(Rows from a figure dataset)
------------------------------------------------------------------------

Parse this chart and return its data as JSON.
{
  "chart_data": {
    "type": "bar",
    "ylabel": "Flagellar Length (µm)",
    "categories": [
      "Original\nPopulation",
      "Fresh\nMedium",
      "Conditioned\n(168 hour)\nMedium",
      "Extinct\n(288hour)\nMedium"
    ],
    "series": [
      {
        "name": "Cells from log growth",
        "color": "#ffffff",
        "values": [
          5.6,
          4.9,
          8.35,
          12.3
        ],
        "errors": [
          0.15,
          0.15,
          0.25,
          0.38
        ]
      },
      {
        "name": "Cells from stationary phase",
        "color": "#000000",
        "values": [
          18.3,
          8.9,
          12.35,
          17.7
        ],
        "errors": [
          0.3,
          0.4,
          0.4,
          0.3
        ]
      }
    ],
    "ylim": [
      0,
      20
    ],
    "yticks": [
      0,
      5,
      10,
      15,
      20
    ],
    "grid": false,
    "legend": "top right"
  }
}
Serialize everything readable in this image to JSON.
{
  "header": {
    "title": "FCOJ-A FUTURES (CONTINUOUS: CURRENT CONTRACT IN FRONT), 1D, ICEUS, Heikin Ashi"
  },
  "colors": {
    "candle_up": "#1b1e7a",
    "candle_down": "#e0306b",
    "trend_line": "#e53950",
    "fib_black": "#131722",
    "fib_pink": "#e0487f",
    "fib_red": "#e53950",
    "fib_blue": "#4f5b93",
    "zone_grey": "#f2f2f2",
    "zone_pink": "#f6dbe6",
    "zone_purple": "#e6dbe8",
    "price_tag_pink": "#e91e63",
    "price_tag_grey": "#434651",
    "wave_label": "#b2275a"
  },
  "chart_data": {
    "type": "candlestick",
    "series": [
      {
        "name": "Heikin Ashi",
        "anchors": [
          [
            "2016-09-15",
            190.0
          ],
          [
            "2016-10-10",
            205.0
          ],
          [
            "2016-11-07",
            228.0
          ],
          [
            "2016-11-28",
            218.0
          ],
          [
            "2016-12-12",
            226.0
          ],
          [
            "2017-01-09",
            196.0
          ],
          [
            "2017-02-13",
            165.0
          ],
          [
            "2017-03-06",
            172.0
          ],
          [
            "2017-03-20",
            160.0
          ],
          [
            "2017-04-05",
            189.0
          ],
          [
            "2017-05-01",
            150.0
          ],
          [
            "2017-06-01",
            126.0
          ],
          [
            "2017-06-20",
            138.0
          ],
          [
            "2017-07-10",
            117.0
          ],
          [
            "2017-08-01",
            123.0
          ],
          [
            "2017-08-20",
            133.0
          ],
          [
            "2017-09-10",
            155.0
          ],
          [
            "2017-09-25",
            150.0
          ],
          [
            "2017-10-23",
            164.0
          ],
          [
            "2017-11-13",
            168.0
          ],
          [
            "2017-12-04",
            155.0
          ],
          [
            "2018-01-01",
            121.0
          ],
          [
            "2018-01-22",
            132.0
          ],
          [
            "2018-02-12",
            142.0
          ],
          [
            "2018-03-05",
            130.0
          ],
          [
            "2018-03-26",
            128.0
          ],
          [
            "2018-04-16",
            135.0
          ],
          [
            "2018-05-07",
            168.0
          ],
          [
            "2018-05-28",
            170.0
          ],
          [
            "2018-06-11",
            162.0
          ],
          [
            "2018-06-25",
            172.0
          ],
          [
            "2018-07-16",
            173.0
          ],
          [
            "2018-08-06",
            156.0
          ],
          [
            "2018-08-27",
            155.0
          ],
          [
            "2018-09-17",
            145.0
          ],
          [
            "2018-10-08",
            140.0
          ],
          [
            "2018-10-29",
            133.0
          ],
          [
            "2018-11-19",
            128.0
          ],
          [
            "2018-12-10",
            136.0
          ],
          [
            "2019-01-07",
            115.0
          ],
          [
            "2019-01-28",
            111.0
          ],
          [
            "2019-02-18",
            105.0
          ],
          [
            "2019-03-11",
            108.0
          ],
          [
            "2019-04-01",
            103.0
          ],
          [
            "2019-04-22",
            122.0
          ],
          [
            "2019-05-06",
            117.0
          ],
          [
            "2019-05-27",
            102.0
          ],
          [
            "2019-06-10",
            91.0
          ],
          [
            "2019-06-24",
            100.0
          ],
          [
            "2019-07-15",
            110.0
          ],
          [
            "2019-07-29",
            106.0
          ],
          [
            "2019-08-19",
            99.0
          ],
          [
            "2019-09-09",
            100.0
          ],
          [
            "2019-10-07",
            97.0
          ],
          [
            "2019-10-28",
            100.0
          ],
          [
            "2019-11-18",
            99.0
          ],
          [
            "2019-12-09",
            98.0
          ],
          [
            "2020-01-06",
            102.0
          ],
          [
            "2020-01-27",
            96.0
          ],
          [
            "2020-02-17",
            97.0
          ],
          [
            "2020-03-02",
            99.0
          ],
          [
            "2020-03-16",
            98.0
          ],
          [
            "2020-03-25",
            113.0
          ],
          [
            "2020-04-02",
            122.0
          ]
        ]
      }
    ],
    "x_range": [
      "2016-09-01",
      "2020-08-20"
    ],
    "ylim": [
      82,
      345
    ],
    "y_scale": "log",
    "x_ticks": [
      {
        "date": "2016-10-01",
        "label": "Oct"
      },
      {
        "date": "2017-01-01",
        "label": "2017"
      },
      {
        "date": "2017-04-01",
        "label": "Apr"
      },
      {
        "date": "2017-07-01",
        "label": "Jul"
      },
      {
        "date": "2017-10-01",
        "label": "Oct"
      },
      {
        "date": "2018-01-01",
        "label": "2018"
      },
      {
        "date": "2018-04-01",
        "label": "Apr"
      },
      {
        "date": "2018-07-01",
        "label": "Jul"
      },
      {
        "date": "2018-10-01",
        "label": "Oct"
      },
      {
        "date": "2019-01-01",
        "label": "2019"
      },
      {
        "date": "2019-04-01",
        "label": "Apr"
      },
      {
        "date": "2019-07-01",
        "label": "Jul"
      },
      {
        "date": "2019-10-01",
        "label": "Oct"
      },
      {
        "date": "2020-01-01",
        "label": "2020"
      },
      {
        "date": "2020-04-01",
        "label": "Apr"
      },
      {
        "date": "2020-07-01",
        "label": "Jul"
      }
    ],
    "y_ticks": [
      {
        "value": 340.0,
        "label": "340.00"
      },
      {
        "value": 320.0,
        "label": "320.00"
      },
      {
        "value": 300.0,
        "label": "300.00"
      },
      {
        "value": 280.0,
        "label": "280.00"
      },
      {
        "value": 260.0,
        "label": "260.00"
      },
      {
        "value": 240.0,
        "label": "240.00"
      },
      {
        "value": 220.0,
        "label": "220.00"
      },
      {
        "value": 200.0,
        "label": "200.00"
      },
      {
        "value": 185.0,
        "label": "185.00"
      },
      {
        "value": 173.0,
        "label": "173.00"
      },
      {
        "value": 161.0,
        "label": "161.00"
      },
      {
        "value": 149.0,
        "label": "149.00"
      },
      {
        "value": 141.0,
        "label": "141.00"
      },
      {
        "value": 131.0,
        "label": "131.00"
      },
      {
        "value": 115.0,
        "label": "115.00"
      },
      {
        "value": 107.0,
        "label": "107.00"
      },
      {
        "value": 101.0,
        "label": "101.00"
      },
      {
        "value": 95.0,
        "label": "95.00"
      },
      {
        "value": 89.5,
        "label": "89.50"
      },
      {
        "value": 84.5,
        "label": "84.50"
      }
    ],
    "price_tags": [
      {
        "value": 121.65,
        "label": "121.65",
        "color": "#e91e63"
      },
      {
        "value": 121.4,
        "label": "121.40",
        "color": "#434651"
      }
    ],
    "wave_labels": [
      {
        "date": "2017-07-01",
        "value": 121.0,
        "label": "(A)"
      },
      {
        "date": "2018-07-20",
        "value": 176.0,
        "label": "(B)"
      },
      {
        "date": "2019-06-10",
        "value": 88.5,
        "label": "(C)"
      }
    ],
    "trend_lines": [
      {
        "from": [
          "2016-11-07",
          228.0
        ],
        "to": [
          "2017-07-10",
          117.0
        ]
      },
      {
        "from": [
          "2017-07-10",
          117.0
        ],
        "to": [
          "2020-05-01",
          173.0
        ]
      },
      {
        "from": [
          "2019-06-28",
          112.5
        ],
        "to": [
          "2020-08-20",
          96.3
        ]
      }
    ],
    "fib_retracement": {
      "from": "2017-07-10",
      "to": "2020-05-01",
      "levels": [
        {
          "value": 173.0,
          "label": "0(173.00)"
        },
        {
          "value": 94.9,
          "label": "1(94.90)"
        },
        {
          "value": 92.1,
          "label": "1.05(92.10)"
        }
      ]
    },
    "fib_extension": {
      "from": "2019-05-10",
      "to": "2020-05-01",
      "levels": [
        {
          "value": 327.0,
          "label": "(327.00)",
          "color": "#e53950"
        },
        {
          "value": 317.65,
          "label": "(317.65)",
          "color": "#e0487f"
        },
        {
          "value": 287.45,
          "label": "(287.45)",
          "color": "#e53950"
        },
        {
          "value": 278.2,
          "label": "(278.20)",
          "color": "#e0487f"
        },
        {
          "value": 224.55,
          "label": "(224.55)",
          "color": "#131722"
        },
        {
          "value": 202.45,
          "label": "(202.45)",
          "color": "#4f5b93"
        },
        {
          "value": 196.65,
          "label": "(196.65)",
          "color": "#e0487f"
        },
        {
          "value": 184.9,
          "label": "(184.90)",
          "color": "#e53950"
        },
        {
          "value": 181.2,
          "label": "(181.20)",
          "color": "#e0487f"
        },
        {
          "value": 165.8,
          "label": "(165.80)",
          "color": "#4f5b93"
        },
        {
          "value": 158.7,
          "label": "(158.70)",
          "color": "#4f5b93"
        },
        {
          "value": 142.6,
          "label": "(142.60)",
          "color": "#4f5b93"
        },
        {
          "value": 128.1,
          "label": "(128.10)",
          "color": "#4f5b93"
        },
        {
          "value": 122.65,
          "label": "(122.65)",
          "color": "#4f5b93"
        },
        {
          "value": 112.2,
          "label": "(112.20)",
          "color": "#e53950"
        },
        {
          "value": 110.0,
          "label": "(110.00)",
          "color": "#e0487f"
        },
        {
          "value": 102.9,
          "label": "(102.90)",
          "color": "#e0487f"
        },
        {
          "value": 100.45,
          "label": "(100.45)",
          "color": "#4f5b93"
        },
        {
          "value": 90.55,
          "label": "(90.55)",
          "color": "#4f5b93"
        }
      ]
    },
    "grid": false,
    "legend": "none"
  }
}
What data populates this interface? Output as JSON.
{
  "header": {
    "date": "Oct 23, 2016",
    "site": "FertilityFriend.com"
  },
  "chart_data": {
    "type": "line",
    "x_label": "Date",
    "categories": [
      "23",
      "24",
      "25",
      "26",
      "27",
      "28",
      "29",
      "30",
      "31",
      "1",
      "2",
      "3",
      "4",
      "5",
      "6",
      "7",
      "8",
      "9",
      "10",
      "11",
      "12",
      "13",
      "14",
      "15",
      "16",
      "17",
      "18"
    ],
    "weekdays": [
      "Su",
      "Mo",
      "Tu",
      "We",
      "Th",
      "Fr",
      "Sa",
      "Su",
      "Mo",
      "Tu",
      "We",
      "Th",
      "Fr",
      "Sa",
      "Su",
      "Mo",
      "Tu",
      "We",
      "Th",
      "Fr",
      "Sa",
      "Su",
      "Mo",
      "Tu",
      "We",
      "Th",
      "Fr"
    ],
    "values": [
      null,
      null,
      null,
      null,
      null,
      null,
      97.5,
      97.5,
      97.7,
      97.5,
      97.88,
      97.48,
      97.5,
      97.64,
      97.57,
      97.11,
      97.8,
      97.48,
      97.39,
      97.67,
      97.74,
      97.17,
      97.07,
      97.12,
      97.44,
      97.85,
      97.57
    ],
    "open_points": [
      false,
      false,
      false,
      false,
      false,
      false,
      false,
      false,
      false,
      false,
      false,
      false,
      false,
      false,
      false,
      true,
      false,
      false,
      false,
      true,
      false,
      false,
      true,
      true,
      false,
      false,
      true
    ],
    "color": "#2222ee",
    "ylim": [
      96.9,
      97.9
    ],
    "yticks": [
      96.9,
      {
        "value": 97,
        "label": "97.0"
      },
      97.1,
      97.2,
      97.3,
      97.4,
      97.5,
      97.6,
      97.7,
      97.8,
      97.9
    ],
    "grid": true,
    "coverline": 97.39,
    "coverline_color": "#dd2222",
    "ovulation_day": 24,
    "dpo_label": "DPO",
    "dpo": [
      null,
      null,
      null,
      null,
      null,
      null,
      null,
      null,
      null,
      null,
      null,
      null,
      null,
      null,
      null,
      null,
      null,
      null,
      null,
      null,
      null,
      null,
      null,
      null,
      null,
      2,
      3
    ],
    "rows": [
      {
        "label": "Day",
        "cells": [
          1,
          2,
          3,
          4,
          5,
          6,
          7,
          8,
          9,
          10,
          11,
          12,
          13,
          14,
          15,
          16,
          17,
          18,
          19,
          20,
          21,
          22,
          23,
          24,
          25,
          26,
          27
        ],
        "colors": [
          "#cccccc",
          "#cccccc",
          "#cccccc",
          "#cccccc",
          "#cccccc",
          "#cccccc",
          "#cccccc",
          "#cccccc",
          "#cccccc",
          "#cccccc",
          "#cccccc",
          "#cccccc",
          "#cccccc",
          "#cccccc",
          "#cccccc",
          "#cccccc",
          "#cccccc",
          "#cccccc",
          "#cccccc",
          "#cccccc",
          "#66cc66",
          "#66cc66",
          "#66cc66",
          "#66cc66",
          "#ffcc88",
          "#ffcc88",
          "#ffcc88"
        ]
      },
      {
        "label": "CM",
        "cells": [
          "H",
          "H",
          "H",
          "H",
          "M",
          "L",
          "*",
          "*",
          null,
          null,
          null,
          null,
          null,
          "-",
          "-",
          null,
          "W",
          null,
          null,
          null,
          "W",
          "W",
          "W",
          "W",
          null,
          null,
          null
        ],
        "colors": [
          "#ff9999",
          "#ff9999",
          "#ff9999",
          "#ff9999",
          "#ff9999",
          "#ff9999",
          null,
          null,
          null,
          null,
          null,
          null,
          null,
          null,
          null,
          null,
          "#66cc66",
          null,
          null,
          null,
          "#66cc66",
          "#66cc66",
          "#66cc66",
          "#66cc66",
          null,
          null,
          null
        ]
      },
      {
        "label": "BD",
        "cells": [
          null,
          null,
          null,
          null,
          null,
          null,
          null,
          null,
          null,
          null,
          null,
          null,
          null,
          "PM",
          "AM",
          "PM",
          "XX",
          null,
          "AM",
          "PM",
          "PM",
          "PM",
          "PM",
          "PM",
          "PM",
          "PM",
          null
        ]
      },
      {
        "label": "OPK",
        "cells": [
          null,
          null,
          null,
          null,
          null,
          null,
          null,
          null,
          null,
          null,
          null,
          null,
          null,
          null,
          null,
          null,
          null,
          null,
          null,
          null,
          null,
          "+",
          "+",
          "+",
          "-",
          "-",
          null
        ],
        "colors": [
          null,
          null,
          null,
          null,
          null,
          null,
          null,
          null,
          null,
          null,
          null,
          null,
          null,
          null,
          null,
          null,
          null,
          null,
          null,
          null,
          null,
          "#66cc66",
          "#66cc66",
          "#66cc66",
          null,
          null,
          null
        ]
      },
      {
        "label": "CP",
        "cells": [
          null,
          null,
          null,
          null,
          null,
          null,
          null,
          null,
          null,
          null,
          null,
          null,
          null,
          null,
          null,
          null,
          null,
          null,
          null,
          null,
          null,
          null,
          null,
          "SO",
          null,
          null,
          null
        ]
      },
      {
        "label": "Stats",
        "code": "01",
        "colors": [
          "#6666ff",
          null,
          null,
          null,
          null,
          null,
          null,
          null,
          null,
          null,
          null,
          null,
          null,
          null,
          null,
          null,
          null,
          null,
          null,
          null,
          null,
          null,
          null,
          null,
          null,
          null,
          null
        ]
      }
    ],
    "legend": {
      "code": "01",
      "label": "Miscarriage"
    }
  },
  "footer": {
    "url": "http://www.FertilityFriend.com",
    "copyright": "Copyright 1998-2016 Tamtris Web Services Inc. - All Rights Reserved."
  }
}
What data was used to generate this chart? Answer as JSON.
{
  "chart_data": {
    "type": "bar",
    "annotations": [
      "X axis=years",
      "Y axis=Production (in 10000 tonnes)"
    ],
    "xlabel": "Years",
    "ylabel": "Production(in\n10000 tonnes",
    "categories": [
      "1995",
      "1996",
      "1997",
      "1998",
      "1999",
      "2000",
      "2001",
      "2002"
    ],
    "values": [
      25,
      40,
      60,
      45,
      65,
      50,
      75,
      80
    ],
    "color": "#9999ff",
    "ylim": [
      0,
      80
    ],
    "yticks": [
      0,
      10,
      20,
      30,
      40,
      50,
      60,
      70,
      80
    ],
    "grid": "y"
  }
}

------------------------------------------------------------------------

What to produce
Write the lines out verbatim, from the one with "What data was" through the last line of the entries, and stop there.

Written reply
What data was used to generate this chart? Answer as JSON.
{
  "chart_data": {
    "type": "bar",
    "annotations": [
      "X axis=years",
      "Y axis=Production (in 10000 tonnes)"
    ],
    "xlabel": "Years",
    "ylabel": "Production(in\n10000 tonnes",
    "categories": [
      "1995",
      "1996",
      "1997",
      "1998",
      "1999",
      "2000",
      "2001",
      "2002"
    ],
    "values": [
      25,
      40,
      60,
      45,
      65,
      50,
      75,
      80
    ],
    "color": "#9999ff",
    "ylim": [
      0,
      80
    ],
    "yticks": [
      0,
      10,
      20,
      30,
      40,
      50,
      60,
      70,
      80
    ],
    "grid": "y"
  }
}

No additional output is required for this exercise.